## AIM
In the data below, find every line that has the string "money", and copy it.

=-=-=-=-=

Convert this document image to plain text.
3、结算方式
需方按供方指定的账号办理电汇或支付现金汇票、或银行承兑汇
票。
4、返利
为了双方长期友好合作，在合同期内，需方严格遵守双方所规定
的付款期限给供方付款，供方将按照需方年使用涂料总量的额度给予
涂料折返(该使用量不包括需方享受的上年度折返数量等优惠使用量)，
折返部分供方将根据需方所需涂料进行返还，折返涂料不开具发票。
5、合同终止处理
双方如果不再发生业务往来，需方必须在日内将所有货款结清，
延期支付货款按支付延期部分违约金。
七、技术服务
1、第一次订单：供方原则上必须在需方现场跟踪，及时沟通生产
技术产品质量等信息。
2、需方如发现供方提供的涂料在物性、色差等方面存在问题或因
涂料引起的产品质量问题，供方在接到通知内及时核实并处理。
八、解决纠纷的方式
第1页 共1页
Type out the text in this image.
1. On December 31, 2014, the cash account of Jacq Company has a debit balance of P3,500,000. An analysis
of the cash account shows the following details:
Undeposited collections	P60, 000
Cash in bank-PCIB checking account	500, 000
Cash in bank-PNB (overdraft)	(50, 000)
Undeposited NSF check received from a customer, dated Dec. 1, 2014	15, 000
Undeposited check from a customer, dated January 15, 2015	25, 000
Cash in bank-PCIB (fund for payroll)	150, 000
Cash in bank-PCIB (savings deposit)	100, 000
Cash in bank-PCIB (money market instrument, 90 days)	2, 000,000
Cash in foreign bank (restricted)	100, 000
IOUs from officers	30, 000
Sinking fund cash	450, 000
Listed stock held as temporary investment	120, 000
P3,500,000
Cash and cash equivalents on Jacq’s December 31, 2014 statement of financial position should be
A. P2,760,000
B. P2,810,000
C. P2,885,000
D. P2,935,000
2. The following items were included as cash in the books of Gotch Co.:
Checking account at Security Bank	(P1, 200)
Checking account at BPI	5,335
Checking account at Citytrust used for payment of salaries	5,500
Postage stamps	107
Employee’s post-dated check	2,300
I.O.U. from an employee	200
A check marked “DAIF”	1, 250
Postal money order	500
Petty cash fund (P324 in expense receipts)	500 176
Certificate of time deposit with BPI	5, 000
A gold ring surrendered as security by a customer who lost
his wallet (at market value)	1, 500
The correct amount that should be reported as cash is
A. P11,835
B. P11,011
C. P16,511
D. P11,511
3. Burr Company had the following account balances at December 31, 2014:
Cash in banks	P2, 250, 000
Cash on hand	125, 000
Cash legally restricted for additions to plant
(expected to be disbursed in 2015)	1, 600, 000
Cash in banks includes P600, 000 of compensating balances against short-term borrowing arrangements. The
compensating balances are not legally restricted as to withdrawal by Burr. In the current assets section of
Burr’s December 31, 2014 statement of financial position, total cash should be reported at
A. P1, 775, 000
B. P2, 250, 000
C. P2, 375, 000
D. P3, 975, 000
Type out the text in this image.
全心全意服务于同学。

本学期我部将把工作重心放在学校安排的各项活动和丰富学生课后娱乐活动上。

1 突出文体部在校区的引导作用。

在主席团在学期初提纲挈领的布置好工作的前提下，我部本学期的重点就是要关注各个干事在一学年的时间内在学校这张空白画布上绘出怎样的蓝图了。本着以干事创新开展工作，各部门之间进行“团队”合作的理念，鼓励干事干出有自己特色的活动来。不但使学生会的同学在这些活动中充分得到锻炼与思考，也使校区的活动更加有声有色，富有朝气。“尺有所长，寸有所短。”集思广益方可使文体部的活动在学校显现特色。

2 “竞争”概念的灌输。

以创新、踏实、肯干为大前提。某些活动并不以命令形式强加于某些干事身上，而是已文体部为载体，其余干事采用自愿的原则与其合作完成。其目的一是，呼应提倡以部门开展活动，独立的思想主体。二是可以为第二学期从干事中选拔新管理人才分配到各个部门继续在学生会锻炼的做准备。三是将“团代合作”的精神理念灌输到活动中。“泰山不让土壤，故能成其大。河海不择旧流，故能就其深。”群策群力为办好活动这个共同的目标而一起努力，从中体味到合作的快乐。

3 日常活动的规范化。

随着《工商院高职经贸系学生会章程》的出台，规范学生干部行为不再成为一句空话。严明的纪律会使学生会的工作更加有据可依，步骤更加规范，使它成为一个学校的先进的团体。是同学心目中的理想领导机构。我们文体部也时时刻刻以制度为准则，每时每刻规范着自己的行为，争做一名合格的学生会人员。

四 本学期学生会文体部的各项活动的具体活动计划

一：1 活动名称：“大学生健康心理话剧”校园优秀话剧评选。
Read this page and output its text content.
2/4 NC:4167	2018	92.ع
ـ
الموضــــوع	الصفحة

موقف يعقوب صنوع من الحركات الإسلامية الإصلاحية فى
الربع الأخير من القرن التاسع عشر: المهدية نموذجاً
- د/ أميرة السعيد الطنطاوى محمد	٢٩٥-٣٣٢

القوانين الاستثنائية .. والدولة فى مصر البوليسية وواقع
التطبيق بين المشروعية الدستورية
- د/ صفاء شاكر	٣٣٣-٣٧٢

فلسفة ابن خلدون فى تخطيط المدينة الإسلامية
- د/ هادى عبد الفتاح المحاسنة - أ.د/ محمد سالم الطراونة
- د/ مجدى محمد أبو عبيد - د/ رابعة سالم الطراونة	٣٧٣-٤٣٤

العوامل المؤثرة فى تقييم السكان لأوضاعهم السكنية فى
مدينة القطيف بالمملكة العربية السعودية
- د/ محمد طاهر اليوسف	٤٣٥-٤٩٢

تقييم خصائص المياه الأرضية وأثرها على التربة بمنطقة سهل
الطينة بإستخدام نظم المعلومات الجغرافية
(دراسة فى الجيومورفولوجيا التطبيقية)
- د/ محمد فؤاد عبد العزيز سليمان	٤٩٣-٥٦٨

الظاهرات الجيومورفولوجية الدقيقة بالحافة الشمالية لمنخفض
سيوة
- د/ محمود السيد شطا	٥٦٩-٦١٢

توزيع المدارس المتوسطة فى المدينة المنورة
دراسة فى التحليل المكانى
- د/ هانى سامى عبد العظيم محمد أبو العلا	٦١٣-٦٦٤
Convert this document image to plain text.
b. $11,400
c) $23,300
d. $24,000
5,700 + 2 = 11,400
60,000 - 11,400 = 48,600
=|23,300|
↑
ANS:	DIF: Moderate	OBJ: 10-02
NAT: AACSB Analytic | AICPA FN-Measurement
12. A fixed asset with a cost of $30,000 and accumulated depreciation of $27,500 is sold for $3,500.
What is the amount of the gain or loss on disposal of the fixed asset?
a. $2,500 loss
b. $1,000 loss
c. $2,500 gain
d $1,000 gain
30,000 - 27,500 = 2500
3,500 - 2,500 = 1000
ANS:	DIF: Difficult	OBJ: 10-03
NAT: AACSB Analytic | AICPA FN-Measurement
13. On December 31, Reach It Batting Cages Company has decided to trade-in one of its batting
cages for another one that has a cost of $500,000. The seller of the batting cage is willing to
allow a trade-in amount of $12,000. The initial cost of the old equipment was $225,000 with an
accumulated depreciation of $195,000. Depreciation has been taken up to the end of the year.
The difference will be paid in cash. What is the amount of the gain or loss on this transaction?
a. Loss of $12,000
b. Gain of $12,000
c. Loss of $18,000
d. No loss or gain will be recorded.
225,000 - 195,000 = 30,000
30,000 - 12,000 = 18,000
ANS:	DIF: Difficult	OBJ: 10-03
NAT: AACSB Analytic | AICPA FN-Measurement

=-=-=-=-=

## RESULT OF THE TASK
Cash in bank-PCIB (money market instrument, 90 days)	2, 000,000
Postal money order	500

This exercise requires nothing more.